* PROBLEM TO WORK ON: Copy each line that has the string "ENVIAR" somewhere in it.

* DATA SECTION:

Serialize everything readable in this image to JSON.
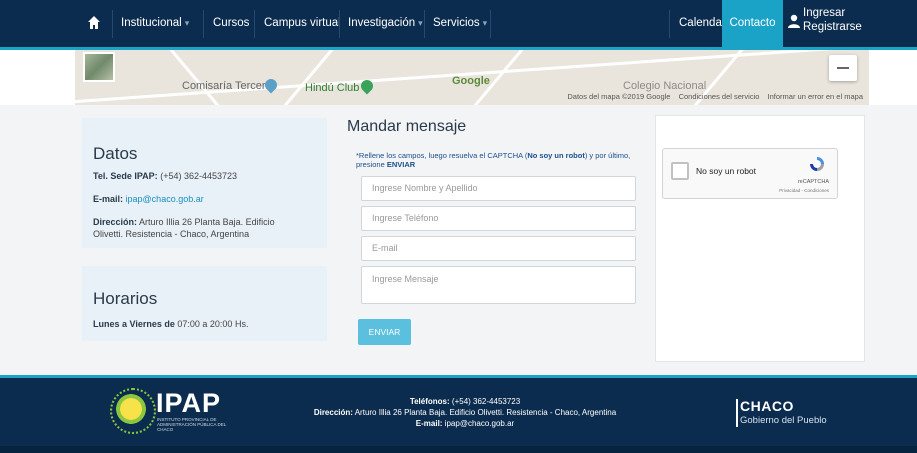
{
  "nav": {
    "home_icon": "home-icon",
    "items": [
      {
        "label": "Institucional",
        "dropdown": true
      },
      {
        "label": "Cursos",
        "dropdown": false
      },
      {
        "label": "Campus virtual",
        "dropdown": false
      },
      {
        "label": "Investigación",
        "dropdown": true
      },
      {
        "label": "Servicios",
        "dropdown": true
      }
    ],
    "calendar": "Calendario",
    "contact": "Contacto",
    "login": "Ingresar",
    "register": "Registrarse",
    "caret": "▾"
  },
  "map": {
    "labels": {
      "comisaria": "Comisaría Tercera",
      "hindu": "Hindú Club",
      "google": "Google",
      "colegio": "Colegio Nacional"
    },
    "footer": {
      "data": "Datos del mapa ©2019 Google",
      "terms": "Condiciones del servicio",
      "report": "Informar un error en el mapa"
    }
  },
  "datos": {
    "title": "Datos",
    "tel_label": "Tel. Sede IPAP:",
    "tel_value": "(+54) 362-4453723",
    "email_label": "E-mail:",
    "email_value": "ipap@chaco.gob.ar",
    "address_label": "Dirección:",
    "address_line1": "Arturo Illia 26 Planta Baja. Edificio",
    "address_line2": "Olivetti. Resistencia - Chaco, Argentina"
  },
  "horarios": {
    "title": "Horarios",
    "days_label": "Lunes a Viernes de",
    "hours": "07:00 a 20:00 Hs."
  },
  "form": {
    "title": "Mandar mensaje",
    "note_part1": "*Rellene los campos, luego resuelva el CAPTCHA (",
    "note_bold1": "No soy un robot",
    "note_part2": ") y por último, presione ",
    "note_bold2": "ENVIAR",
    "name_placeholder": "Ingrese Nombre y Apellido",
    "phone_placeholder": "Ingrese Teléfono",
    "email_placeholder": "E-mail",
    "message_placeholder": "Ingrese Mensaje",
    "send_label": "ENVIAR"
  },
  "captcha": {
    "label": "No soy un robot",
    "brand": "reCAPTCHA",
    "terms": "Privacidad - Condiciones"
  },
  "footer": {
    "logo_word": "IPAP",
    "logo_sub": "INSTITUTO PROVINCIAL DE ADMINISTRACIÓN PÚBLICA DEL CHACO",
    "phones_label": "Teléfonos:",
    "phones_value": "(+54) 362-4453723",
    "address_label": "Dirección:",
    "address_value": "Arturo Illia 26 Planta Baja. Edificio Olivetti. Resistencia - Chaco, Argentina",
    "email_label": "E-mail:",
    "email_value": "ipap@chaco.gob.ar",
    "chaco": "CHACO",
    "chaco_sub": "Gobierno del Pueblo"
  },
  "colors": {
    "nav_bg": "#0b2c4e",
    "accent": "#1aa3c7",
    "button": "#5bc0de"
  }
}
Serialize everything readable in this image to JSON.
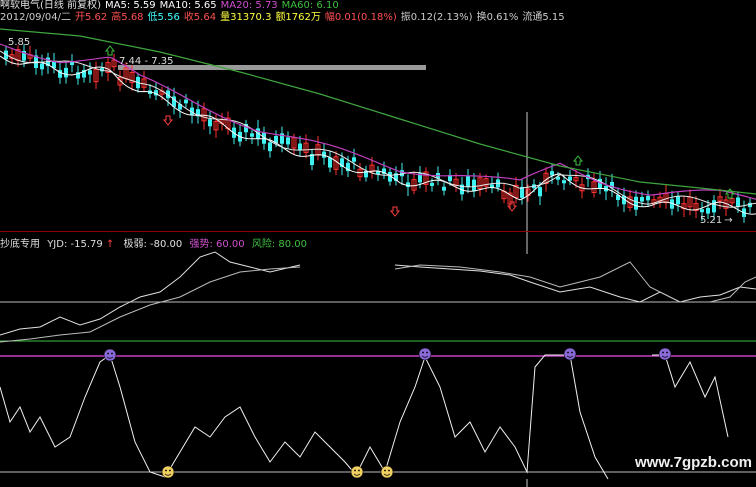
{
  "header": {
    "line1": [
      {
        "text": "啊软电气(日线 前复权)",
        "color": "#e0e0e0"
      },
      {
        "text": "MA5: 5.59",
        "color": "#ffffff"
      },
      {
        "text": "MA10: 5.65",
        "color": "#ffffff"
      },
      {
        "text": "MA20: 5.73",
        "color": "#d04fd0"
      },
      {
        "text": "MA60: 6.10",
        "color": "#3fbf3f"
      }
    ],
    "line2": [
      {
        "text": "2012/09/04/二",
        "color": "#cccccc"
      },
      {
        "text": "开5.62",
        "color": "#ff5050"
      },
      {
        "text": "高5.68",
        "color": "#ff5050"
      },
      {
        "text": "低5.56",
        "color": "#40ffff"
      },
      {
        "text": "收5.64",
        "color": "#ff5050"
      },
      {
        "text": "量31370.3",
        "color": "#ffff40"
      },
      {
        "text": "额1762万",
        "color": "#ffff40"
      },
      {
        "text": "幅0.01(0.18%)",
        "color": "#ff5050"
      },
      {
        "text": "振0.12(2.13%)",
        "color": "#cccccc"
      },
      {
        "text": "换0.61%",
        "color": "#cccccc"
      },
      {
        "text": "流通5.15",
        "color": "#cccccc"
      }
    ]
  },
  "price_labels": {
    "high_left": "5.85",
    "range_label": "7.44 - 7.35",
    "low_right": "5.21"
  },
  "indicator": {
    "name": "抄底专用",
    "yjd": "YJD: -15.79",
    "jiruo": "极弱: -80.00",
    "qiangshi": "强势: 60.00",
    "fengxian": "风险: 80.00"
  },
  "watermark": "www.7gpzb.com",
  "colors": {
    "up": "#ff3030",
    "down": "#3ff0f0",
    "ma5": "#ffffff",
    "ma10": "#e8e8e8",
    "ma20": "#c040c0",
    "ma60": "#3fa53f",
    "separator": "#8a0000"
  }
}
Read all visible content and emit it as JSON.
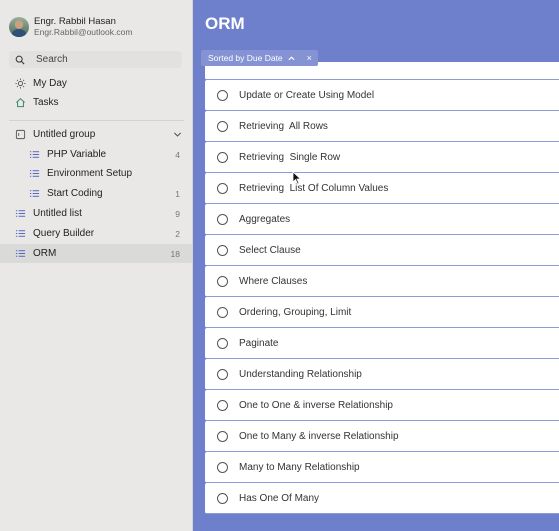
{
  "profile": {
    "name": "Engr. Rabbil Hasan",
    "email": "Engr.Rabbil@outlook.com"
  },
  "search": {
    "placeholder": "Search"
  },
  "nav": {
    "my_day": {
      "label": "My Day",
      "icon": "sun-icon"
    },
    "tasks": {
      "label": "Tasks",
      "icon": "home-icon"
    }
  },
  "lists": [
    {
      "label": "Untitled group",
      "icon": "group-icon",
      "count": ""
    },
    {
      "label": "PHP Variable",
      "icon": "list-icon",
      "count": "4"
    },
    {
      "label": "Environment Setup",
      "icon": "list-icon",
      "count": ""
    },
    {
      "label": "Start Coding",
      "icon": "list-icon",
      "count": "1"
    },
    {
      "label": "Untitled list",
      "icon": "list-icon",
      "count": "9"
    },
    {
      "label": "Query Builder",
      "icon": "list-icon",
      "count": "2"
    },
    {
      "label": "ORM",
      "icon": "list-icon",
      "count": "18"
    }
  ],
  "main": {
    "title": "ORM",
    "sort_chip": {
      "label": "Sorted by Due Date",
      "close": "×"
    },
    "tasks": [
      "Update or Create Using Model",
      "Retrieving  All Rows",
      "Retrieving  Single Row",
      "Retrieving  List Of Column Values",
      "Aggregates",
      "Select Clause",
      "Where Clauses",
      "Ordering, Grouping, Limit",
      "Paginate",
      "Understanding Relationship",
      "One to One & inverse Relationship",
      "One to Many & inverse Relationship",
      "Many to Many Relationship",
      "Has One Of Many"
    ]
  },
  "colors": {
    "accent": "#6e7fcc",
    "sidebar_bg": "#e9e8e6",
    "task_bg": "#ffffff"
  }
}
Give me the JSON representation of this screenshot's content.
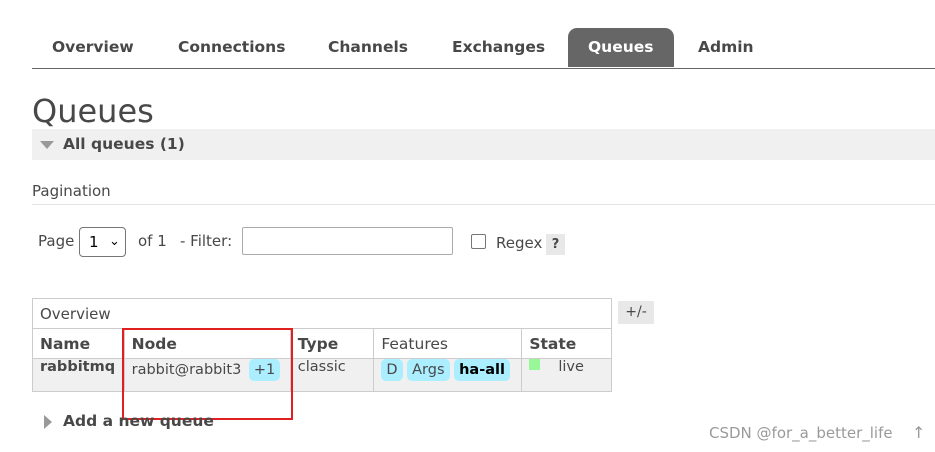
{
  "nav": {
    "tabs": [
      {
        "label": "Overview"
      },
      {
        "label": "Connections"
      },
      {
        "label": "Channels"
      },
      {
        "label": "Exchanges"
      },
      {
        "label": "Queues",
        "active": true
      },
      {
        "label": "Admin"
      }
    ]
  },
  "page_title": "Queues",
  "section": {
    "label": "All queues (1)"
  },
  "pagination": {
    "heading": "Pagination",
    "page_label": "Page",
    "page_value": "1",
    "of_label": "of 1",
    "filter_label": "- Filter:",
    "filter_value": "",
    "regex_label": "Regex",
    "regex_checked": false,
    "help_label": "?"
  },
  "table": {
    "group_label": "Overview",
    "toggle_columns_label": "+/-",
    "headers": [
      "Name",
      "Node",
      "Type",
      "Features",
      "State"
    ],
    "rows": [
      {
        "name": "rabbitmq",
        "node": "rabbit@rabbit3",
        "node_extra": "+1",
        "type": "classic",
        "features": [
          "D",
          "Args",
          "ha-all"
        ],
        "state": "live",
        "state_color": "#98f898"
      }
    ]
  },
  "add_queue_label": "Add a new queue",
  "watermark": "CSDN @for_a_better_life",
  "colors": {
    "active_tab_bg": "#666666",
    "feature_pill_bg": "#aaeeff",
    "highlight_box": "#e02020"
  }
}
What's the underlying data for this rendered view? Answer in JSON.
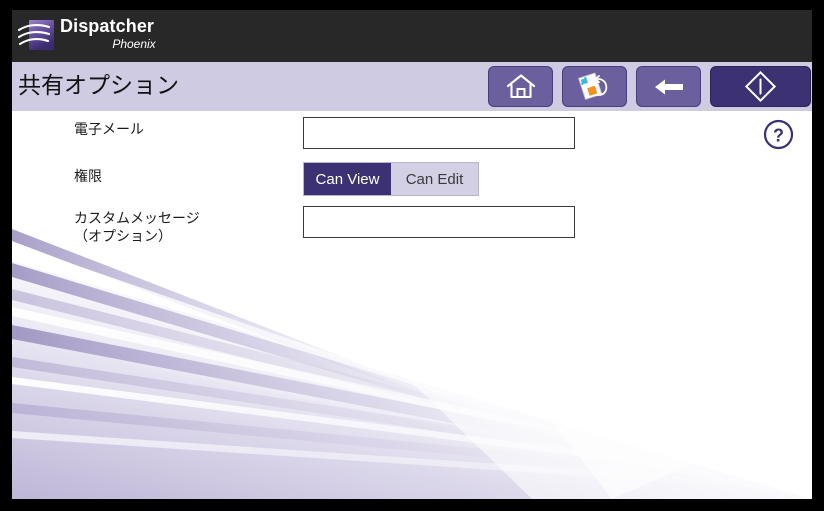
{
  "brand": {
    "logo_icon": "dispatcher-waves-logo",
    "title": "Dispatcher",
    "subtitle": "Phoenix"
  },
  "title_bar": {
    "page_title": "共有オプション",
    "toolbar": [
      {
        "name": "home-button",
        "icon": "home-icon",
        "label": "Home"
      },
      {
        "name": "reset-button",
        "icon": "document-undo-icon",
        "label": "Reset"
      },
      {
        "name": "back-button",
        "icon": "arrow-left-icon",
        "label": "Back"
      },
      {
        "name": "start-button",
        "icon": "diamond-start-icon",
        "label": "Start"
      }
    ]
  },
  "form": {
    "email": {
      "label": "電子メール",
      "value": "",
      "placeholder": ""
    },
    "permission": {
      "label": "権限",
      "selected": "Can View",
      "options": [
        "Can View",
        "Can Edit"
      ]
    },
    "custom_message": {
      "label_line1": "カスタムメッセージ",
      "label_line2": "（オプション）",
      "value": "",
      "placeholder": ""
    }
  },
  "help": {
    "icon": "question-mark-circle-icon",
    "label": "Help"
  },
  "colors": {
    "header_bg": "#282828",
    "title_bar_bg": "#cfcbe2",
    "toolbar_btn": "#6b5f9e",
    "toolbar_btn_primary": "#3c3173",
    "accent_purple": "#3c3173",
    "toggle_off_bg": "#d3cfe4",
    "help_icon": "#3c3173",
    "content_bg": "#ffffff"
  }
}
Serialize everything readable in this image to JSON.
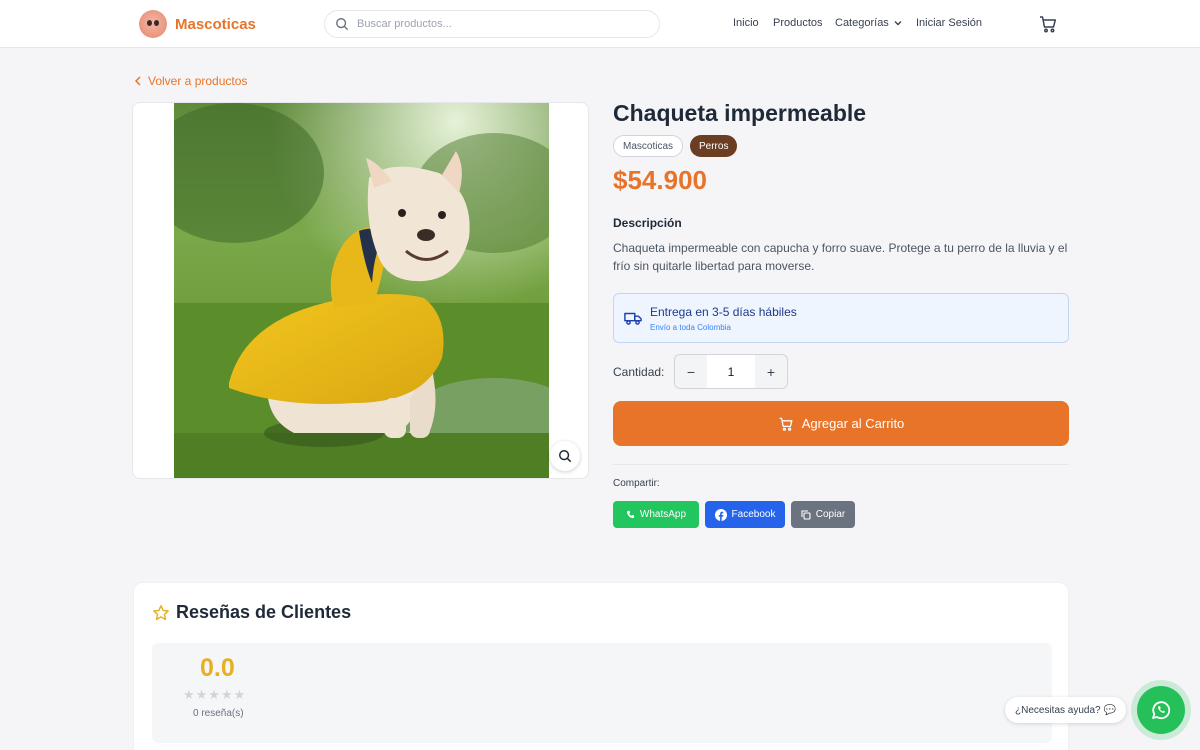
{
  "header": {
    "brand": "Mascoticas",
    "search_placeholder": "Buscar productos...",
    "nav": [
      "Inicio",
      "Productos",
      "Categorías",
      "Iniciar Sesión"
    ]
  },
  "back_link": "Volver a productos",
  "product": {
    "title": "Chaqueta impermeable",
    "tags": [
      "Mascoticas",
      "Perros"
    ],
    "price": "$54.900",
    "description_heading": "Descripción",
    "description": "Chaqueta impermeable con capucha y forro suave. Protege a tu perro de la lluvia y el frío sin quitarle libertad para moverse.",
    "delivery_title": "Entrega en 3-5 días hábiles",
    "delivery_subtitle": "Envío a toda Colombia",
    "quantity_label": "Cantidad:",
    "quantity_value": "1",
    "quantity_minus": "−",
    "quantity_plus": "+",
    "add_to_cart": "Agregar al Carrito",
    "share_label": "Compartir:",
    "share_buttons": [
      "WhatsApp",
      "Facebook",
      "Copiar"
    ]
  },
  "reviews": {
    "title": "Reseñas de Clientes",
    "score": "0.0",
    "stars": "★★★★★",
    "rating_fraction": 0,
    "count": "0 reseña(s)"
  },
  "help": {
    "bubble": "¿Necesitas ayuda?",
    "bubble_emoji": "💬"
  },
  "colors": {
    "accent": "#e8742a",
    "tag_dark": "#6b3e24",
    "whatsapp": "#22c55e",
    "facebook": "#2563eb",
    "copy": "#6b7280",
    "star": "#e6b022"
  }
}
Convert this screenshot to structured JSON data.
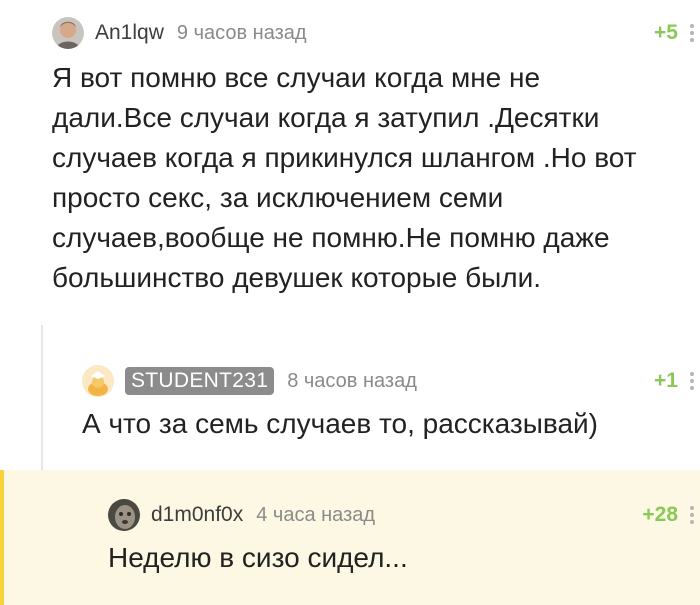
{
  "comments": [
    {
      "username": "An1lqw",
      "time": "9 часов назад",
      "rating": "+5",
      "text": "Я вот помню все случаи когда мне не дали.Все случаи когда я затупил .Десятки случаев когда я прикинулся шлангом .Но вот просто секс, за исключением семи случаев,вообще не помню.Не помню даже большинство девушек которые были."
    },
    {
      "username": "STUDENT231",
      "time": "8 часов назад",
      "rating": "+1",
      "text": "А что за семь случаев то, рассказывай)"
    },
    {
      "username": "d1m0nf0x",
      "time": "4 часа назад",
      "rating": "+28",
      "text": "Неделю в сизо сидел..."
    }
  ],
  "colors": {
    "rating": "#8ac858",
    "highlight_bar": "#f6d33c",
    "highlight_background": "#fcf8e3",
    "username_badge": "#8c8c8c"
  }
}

* COMPLETED TASK:
    "note_bold2": "ENVIAR",
    "send_label": "ENVIAR"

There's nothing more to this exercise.